WORK TO COMPLETE
What follows is a set of entries. Give them again exactly, without the pictures.

PROVIDED DATA
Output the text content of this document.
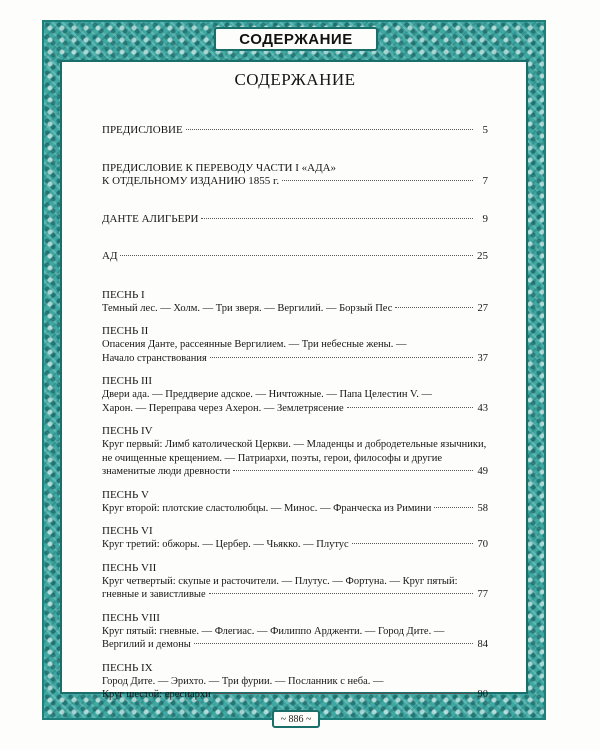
СОДЕРЖАНИЕ
~ 886 ~
СОДЕРЖАНИЕ
ПРЕДИСЛОВИЕ	5
ПРЕДИСЛОВИЕ К ПЕРЕВОДУ ЧАСТИ I «АДА»
К ОТДЕЛЬНОМУ ИЗДАНИЮ 1855 г.	7
ДАНТЕ АЛИГЬЕРИ	9
АД	25
ПЕСНЬ I
Темный лес. — Холм. — Три зверя. — Вергилий. — Борзый Пес	27
ПЕСНЬ II
Опасения Данте, рассеянные Вергилием. — Три небесные жены. —
Начало странствования	37
ПЕСНЬ III
Двери ада. — Преддверие адское. — Ничтожные. — Папа Целестин V. —
Харон. — Переправа через Ахерон. — Землетрясение	43
ПЕСНЬ IV
Круг первый: Лимб католической Церкви. — Младенцы и добродетельные язычники,
не очищенные крещением. — Патриархи, поэты, герои, философы и другие
знаменитые люди древности	49
ПЕСНЬ V
Круг второй: плотские сластолюбцы. — Минос. — Франческа из Римини	58
ПЕСНЬ VI
Круг третий: обжоры. — Цербер. — Чьякко. — Плутус	70
ПЕСНЬ VII
Круг четвертый: скупые и расточители. — Плутус. — Фортуна. — Круг пятый:
гневные и завистливые	77
ПЕСНЬ VIII
Круг пятый: гневные. — Флегиас. — Филиппо Ардженти. — Город Дите. —
Вергилий и демоны	84
ПЕСНЬ IX
Город Дите. — Эрихто. — Три фурии. — Посланник с неба. —
Круг шестой: ересиархи	90
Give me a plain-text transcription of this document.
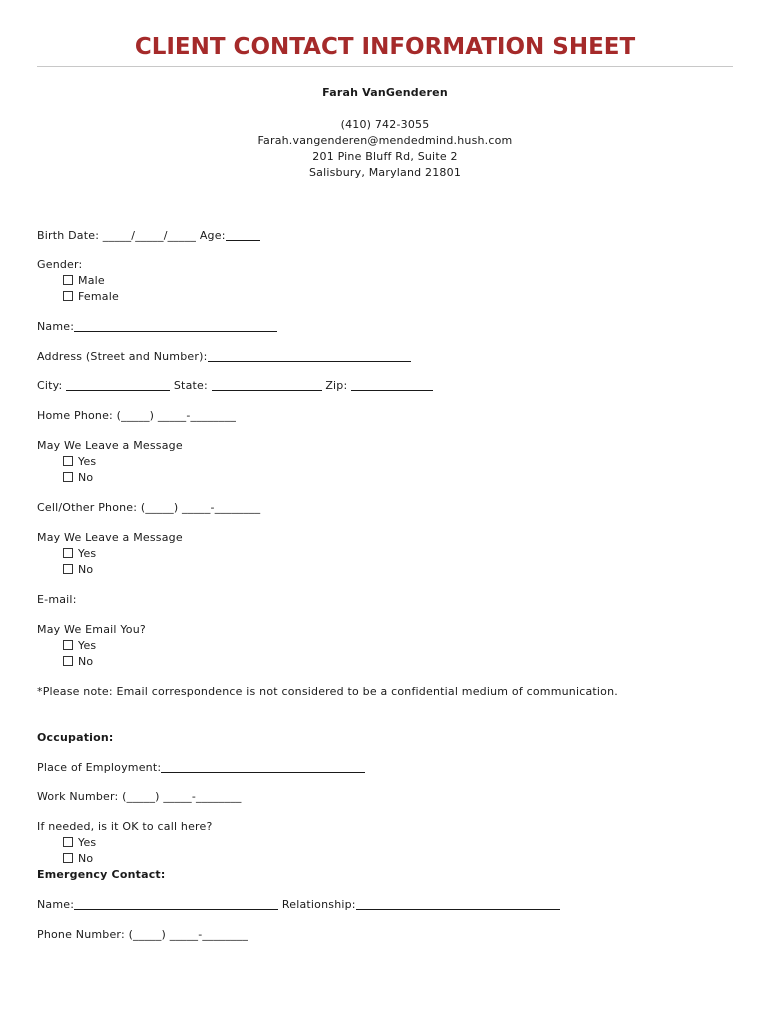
CLIENT CONTACT INFORMATION SHEET
Farah VanGenderen
(410) 742-3055
Farah.vangenderen@mendedmind.hush.com
201 Pine Bluff Rd, Suite 2
Salisbury, Maryland 21801
Birth Date: _____/_____/_____ Age:
Gender:
Male
Female
Name:
Address (Street and Number):
City:	State:	Zip:
Home Phone: (_____) _____-________
May We Leave a Message
Yes
No
Cell/Other Phone: (_____) _____-________
May We Leave a Message
Yes
No
E-mail:
May We Email You?
Yes
No
*Please note: Email correspondence is not considered to be a confidential medium of communication.
Occupation:
Place of Employment:
Work Number: (_____) _____-________
If needed, is it OK to call here?
Yes
No
Emergency Contact:
Name:	Relationship:
Phone Number: (_____) _____-________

TASK SOLUTION
Output the text content of this document.
СОДЕРЖАНИЕ
~ 886 ~
СОДЕРЖАНИЕ
ПРЕДИСЛОВИЕ	5
ПРЕДИСЛОВИЕ К ПЕРЕВОДУ ЧАСТИ I «АДА»
К ОТДЕЛЬНОМУ ИЗДАНИЮ 1855 г.	7
ДАНТЕ АЛИГЬЕРИ	9
АД	25
ПЕСНЬ I
Темный лес. — Холм. — Три зверя. — Вергилий. — Борзый Пес	27
ПЕСНЬ II
Опасения Данте, рассеянные Вергилием. — Три небесные жены. —
Начало странствования	37
ПЕСНЬ III
Двери ада. — Преддверие адское. — Ничтожные. — Папа Целестин V. —
Харон. — Переправа через Ахерон. — Землетрясение	43
ПЕСНЬ IV
Круг первый: Лимб католической Церкви. — Младенцы и добродетельные язычники,
не очищенные крещением. — Патриархи, поэты, герои, философы и другие
знаменитые люди древности	49
ПЕСНЬ V
Круг второй: плотские сластолюбцы. — Минос. — Франческа из Римини	58
ПЕСНЬ VI
Круг третий: обжоры. — Цербер. — Чьякко. — Плутус	70
ПЕСНЬ VII
Круг четвертый: скупые и расточители. — Плутус. — Фортуна. — Круг пятый:
гневные и завистливые	77
ПЕСНЬ VIII
Круг пятый: гневные. — Флегиас. — Филиппо Ардженти. — Город Дите. —
Вергилий и демоны	84
ПЕСНЬ IX
Город Дите. — Эрихто. — Три фурии. — Посланник с неба. —
Круг шестой: ересиархи	90
Give me a plain-text transcription of this document.
CLIENT CONTACT INFORMATION SHEET
Farah VanGenderen
(410) 742-3055
Farah.vangenderen@mendedmind.hush.com
201 Pine Bluff Rd, Suite 2
Salisbury, Maryland 21801
Birth Date: _____/_____/_____ Age:
Gender:
Male
Female
Name:
Address (Street and Number):
City:	State:	Zip:
Home Phone: (_____) _____-________
May We Leave a Message
Yes
No
Cell/Other Phone: (_____) _____-________
May We Leave a Message
Yes
No
E-mail:
May We Email You?
Yes
No
*Please note: Email correspondence is not considered to be a confidential medium of communication.
Occupation:
Place of Employment:
Work Number: (_____) _____-________
If needed, is it OK to call here?
Yes
No
Emergency Contact:
Name:	Relationship:
Phone Number: (_____) _____-________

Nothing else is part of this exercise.